Exercise materials:
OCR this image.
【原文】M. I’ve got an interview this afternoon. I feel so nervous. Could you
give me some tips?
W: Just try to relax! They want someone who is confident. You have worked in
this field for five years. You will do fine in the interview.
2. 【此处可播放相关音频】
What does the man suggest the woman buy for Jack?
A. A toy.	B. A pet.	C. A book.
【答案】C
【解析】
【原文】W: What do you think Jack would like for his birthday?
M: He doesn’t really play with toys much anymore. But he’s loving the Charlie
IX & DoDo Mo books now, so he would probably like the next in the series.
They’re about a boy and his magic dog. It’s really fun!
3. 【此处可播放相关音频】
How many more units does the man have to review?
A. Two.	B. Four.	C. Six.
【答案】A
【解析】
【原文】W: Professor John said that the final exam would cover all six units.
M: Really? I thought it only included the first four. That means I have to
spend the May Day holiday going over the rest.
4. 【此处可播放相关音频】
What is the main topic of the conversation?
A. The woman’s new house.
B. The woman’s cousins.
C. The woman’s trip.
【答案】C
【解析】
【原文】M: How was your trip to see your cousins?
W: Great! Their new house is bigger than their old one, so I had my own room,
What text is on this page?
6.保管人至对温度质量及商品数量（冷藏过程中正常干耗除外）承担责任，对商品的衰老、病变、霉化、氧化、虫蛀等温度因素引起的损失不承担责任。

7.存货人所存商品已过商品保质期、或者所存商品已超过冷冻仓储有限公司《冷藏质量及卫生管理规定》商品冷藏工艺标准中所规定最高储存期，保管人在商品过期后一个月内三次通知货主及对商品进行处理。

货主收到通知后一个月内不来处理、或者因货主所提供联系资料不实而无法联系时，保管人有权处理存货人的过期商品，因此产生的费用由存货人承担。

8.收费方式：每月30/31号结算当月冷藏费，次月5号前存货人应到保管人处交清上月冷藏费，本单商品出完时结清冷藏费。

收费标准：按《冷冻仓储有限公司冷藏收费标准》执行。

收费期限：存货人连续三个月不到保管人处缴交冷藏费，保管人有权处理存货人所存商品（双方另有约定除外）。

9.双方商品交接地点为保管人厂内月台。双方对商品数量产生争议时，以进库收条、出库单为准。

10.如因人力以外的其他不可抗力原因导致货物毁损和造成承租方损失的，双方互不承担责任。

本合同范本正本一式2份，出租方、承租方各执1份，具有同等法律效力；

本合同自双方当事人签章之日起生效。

What you should do: Reproduce exactly the lines from the one containing "What text is on this page?" through the last line of the records above, including both, and nothing else.

Worked solution:
What text is on this page?
6.保管人至对温度质量及商品数量（冷藏过程中正常干耗除外）承担责任，对商品的衰老、病变、霉化、氧化、虫蛀等温度因素引起的损失不承担责任。

7.存货人所存商品已过商品保质期、或者所存商品已超过冷冻仓储有限公司《冷藏质量及卫生管理规定》商品冷藏工艺标准中所规定最高储存期，保管人在商品过期后一个月内三次通知货主及对商品进行处理。

货主收到通知后一个月内不来处理、或者因货主所提供联系资料不实而无法联系时，保管人有权处理存货人的过期商品，因此产生的费用由存货人承担。

8.收费方式：每月30/31号结算当月冷藏费，次月5号前存货人应到保管人处交清上月冷藏费，本单商品出完时结清冷藏费。

收费标准：按《冷冻仓储有限公司冷藏收费标准》执行。

收费期限：存货人连续三个月不到保管人处缴交冷藏费，保管人有权处理存货人所存商品（双方另有约定除外）。

9.双方商品交接地点为保管人厂内月台。双方对商品数量产生争议时，以进库收条、出库单为准。

10.如因人力以外的其他不可抗力原因导致货物毁损和造成承租方损失的，双方互不承担责任。

本合同范本正本一式2份，出租方、承租方各执1份，具有同等法律效力；

本合同自双方当事人签章之日起生效。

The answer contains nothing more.